=== Task details ===
Give all of the lines again exactly as they read.

=== Provided records ===
++++++++++

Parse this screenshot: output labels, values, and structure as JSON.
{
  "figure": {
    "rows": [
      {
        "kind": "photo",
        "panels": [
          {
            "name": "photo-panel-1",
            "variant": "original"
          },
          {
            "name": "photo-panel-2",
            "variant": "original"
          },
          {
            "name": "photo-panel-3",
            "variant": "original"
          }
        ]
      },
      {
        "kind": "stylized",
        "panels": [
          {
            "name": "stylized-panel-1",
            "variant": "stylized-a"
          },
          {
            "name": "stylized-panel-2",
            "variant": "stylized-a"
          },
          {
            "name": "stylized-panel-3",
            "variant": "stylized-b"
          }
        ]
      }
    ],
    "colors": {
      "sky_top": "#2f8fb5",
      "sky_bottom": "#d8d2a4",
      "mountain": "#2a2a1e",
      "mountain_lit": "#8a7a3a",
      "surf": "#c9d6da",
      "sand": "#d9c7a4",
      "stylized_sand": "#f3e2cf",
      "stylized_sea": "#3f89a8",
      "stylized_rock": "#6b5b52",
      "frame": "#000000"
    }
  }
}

++++++++++

=== Task answer ===
Parse this screenshot: output labels, values, and structure as JSON.
{
  "figure": {
    "rows": [
      {
        "kind": "photo",
        "panels": [
          {
            "name": "photo-panel-1",
            "variant": "original"
          },
          {
            "name": "photo-panel-2",
            "variant": "original"
          },
          {
            "name": "photo-panel-3",
            "variant": "original"
          }
        ]
      },
      {
        "kind": "stylized",
        "panels": [
          {
            "name": "stylized-panel-1",
            "variant": "stylized-a"
          },
          {
            "name": "stylized-panel-2",
            "variant": "stylized-a"
          },
          {
            "name": "stylized-panel-3",
            "variant": "stylized-b"
          }
        ]
      }
    ],
    "colors": {
      "sky_top": "#2f8fb5",
      "sky_bottom": "#d8d2a4",
      "mountain": "#2a2a1e",
      "mountain_lit": "#8a7a3a",
      "surf": "#c9d6da",
      "sand": "#d9c7a4",
      "stylized_sand": "#f3e2cf",
      "stylized_sea": "#3f89a8",
      "stylized_rock": "#6b5b52",
      "frame": "#000000"
    }
  }
}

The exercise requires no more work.